■ **TEXT TO READ**:
One topic of the reading lately has been labor. Marx’s theory of alienation was a theme, and for yesterday we read about Fordism and post-Fordism (assembly line manufacturing, replaced by service sector employment). I can’t imagine what it would be like to spend all of life working on an assembly line. I did that for a summer at a kitchen cabinet factory, and it was the knowledge that “I’m getting my degree to get away from this” helped spur me to get through that summer!
I have come to appreciate that I am one of the lucky ones who have real work. By that, I mean work that I enjoy doing for its sake, and have as much control as possible on how I do it — I can be creative and innovative, and change my routine. This morning with the outdoor work I set my own pace, could leave for a few minutes if I wanted to, rest when I felt I needed it, and had no stress or pressure to do anything at a particular pace. It was great to be outdoors on a sunny day, and I really appreciated the beauty of our woods. I felt like I was part of a meaningful project — a marriage of materialism with a sense of spirit from nature and family.
At night I was reading for class, on consumerism and the economy — topics of interest to me, knowing my job would be to work with students to delve into these concepts. With a group like the ones I have this summer, that’s fun.
To be sure, my paying job isn’t completely free. There are specific time frames when class must be held, certain standards for grading and course content. There are academic policies, and sometimes meetings I’d rather not attend about minutiae like how the academic departments are organized (evoking a reaction where the level of emotion is inversely related to the importance of the issue). But I can choose my books, my methods of teaching, my way of grading students, my standards for class room conduct, and I can try new things. I can be creative and spontaneous, there is no stress.

■ **Bounding box entries**:
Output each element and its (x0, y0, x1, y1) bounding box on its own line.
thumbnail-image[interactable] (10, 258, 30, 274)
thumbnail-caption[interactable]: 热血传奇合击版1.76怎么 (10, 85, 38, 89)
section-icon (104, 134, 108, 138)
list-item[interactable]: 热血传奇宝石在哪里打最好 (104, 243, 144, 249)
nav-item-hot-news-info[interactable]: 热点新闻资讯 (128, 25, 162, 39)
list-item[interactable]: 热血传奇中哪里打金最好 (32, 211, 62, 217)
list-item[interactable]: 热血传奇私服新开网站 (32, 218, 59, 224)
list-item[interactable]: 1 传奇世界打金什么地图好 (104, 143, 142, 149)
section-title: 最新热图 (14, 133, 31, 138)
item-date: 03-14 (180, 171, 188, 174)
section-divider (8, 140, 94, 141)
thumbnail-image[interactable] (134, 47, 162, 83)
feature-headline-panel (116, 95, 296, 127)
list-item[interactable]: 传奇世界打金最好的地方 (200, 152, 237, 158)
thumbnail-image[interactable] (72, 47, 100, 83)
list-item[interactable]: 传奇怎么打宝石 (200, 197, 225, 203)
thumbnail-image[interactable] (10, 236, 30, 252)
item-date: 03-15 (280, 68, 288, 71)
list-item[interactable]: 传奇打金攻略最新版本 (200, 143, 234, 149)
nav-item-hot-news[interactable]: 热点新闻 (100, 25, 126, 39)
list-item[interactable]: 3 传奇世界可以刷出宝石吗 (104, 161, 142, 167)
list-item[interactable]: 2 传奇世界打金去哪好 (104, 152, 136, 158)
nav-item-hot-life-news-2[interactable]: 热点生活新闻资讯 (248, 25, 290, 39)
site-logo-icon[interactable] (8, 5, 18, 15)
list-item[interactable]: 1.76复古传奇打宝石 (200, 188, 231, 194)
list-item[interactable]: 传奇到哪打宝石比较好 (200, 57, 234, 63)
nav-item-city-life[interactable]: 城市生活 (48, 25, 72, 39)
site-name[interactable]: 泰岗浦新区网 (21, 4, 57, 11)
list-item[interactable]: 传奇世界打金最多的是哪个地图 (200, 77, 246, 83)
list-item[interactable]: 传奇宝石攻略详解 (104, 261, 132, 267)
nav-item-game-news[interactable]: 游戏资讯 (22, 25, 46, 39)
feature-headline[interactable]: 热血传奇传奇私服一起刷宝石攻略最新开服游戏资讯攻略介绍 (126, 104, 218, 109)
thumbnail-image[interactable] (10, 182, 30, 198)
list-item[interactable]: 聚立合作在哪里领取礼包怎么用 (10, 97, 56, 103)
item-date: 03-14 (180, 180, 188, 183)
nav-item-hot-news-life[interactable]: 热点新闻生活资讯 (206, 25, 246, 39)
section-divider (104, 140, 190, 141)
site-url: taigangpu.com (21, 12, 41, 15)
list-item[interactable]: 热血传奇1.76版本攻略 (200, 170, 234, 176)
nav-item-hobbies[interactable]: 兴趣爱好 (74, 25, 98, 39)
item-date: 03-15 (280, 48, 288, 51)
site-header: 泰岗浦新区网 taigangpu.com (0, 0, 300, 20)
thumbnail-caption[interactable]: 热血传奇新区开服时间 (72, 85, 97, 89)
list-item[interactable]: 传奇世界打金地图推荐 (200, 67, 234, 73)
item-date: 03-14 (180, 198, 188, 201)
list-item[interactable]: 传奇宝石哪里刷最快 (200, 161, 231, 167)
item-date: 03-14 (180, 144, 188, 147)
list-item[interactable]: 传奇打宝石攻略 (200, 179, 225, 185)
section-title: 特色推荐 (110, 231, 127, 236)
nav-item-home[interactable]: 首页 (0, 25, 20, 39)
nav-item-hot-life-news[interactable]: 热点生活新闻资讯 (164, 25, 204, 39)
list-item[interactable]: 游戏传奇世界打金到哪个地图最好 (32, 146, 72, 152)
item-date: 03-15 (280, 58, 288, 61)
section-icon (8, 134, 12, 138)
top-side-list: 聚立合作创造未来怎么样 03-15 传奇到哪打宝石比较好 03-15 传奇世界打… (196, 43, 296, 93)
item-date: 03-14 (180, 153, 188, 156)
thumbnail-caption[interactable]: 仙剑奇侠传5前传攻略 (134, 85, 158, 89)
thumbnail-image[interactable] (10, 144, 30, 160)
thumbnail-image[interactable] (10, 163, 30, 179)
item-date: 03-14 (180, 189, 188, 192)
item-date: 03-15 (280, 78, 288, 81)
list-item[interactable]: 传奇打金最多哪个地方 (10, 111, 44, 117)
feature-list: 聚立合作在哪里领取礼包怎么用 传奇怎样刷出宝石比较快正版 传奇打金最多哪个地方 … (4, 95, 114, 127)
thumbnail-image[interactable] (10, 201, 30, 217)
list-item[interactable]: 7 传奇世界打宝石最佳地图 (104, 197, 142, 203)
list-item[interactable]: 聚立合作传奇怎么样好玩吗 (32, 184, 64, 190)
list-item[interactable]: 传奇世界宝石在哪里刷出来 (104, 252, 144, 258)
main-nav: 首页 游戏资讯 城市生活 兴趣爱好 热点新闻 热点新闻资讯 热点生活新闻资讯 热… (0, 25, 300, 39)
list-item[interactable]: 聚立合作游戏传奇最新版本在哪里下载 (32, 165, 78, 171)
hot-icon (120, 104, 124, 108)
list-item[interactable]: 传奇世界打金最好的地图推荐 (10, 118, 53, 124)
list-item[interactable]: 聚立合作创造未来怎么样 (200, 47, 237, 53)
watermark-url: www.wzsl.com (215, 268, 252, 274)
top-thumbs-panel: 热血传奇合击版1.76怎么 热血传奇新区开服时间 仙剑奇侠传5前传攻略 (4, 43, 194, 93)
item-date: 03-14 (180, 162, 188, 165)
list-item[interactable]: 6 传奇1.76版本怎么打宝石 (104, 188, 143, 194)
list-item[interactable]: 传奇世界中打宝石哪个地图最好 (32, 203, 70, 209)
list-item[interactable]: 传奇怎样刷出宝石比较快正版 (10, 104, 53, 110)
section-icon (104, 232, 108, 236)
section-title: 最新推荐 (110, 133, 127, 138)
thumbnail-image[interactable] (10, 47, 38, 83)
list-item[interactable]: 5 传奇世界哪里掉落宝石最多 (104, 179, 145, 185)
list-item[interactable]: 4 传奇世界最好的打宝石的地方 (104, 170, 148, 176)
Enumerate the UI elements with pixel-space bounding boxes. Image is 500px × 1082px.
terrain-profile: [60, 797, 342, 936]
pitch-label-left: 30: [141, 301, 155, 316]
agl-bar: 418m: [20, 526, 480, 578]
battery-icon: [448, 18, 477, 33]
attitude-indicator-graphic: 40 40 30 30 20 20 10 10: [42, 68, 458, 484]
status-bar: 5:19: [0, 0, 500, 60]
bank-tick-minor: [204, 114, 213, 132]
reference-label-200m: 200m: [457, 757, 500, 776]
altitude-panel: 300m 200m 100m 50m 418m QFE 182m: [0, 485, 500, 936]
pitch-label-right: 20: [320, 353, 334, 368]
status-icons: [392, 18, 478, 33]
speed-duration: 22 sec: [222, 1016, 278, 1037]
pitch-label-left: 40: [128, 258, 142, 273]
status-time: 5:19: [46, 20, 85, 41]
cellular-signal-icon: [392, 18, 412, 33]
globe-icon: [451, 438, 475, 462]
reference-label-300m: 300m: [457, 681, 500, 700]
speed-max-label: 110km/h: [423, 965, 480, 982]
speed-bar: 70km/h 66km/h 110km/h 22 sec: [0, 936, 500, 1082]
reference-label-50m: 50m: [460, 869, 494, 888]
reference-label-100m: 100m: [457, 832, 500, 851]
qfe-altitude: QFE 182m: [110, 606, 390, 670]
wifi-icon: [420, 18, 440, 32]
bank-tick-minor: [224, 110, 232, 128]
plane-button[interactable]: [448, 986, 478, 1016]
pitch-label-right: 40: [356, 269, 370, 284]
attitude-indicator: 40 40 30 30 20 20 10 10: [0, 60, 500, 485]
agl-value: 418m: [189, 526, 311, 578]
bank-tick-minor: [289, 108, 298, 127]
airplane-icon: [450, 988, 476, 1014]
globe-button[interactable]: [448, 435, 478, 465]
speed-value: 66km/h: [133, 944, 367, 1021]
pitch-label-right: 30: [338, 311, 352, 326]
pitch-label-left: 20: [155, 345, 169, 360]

■ **REQUIRED WORK**:
1) In the reflection on labor, where did the writer spend a summer working on an assembly line?
2) Resume the reflection on labor and continue it from its final sentence.

■ **RESULTS OF THE TASKS**:
1) At a kitchen cabinet factory.

2)
Most people cannot do that. Demands from the boss, the competition with others, or just the stress of a work day where people have to multitask and deal with a variety of little stresses pile up. Real work is not a particular kind of work, but an orientation to work. As such, real work is not contained within the work alone; it includes both the nature of the work and the orientation of the worker to the task. A contractor who works on remodeling homes and can use his or her skill and creative juice is doing real work if it hasn’t become a boring routine or stressful because of so many clients or demands. A job like landscape architect certainly has a greater likelihood of offering a platform for real work than work on the assembly line, but it still requires the right orientation from the person doing the work.
I know of college professors who find their job too demanding and feel stresses and anxieties that I do not. And, of course, if I had been complaining about the work this morning, I might have experienced it differently. Misquitoes were biting, my body aching; if I felt I was there by compulsion to do a project I really didn’t want to help with, then it would have been less real.
It seems to me that a task for people to undertake is to think about how they can make their own work (at home or office) more “real.” Are there ways to take control, to change attitude, to find releases for creative and interesting activities? And if not — if things are so structured and constrained that the alienation is insurmountable — to look for an escape. At home it’s more likely that people hold themselves back by their attitude towards their work “I wish I didn’t have to do this for the kids, for my wife, or because guests are coming.” At times it could be an over demanding spouse or family. For the former, try to make it real with the right attitude. If it’s the latter, then it’s time for a family meeting.
Still, we’re in a culture where alienation in the work place is a mark of efficiency, and in many jobs finding meaning can be elusive. Modern practices of controlling employee behavior can be dehumanizing and cause intense stress and alienation. Personally, we need to claim our own sense of meaning in our work; politically, I think we spend too much time thinking about the material aspects of work (wages and benefits) and not enough on whether or not we’ve got a work culture that encourages authenticity — real work.
In general, the more hierarchical and exploiting the work place, the greater the chance of alienation, with work as unreal, disconnected from anything meaningful to the self. You might be bribed to accept it thanks to a high paycheck, but if work is meaningless, the risk of alienated boredom increases.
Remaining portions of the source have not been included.